Data entries

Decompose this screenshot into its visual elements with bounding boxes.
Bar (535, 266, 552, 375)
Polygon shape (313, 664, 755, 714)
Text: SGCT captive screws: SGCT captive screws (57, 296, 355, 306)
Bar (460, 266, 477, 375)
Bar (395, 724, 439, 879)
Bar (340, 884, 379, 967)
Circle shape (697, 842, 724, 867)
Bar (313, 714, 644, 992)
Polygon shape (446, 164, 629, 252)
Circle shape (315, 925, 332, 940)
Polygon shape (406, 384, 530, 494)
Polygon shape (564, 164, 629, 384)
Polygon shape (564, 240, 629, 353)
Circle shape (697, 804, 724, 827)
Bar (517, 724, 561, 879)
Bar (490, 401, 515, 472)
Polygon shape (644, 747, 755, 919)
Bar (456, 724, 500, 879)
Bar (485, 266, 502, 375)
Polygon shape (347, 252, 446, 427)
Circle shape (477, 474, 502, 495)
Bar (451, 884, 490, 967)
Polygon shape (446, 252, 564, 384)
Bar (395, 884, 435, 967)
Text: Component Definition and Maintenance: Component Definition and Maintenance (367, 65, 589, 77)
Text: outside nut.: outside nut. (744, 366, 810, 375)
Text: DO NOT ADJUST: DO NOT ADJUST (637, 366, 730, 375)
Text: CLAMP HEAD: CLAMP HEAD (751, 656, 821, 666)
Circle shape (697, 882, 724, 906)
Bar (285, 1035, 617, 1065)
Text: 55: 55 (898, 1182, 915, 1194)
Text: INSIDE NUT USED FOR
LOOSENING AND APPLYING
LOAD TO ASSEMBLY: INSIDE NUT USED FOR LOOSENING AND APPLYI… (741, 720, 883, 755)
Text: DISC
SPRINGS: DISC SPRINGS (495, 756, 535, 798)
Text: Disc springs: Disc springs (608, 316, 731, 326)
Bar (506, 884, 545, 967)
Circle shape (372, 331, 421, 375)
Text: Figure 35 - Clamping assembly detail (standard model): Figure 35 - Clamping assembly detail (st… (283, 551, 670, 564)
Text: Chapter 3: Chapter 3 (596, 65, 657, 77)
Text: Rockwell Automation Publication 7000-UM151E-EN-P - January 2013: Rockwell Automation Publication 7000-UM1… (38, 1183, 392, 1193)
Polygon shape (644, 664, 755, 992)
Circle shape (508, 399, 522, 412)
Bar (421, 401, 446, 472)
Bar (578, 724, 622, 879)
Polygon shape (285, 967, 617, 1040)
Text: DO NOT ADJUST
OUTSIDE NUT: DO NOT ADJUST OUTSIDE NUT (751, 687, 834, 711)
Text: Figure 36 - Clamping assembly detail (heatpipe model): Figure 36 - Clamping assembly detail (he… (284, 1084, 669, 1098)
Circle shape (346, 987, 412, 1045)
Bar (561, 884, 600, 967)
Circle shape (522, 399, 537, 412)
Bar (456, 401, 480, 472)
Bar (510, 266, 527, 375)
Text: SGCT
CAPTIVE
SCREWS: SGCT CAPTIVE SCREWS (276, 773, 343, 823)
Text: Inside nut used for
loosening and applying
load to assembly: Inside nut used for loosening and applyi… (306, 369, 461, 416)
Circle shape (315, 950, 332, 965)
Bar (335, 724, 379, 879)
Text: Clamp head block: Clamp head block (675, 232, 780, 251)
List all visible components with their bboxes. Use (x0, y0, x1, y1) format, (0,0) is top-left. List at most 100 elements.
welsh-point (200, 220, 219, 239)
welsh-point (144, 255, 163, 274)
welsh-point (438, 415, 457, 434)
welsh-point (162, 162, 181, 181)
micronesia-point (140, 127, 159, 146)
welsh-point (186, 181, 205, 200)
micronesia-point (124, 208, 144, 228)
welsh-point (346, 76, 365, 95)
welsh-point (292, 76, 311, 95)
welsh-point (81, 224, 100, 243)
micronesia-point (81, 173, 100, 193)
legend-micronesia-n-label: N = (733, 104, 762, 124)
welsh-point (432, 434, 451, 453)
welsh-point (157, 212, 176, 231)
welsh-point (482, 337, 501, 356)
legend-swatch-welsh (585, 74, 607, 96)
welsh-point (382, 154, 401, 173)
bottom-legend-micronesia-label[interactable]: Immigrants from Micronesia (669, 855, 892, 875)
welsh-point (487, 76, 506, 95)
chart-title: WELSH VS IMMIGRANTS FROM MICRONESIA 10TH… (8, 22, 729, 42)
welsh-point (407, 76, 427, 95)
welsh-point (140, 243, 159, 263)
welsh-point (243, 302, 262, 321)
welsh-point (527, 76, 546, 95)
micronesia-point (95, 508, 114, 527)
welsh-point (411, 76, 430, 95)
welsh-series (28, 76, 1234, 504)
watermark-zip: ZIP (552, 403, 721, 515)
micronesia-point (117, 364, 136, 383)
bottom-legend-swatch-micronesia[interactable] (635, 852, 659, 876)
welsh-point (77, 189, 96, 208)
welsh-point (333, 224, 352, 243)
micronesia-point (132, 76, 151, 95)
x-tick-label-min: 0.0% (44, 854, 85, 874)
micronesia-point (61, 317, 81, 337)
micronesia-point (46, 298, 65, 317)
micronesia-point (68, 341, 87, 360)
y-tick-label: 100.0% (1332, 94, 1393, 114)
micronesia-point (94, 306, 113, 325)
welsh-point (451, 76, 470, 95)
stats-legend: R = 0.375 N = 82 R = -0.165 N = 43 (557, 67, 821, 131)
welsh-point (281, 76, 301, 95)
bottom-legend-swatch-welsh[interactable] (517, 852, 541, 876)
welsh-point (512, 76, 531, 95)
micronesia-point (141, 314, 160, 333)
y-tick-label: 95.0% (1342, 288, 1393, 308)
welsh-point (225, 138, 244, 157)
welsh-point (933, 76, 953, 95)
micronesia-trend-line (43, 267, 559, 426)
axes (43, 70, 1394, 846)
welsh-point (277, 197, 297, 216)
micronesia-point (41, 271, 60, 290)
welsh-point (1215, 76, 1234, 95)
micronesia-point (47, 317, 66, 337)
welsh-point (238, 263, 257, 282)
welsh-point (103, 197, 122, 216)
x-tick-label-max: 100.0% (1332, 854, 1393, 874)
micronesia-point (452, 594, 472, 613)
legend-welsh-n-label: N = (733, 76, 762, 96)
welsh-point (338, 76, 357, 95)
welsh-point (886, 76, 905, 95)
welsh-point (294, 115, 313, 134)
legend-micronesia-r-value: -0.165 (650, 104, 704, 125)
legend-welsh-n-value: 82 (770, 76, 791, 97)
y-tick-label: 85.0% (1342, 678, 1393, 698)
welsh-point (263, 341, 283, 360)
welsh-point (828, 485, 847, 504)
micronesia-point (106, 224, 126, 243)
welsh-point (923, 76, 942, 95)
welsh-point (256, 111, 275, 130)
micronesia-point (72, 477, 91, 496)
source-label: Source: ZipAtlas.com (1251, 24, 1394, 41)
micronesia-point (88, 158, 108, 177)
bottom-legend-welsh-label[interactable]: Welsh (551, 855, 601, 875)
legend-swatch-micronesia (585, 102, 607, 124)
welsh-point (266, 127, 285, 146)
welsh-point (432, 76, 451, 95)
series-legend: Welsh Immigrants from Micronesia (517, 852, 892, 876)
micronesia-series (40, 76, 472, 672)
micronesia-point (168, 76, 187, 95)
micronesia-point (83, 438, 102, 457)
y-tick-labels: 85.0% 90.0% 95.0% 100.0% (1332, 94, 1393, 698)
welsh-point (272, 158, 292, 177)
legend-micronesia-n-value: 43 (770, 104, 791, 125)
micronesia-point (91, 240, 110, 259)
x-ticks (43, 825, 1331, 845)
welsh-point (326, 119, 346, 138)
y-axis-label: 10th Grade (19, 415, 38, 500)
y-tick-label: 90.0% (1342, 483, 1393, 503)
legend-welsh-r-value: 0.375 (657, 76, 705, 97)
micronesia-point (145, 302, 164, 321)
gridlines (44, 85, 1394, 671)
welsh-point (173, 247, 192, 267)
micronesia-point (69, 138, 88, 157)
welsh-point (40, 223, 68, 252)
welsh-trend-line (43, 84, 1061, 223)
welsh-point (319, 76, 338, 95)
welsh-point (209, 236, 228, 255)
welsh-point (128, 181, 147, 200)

STATED GOAL: Please update the stretch of the listing from its start through the line containing "Polygon shape (564, 240, 629, 353)", replacing "Bar" with "Rectangle" and leaving everything else unchanged.

FULL ANSWER:
Decompose this screenshot into its visual elements with bounding boxes.
Rectangle (535, 266, 552, 375)
Polygon shape (313, 664, 755, 714)
Text: SGCT captive screws: SGCT captive screws (57, 296, 355, 306)
Rectangle (460, 266, 477, 375)
Rectangle (395, 724, 439, 879)
Rectangle (340, 884, 379, 967)
Circle shape (697, 842, 724, 867)
Rectangle (313, 714, 644, 992)
Polygon shape (446, 164, 629, 252)
Circle shape (315, 925, 332, 940)
Polygon shape (406, 384, 530, 494)
Polygon shape (564, 164, 629, 384)
Polygon shape (564, 240, 629, 353)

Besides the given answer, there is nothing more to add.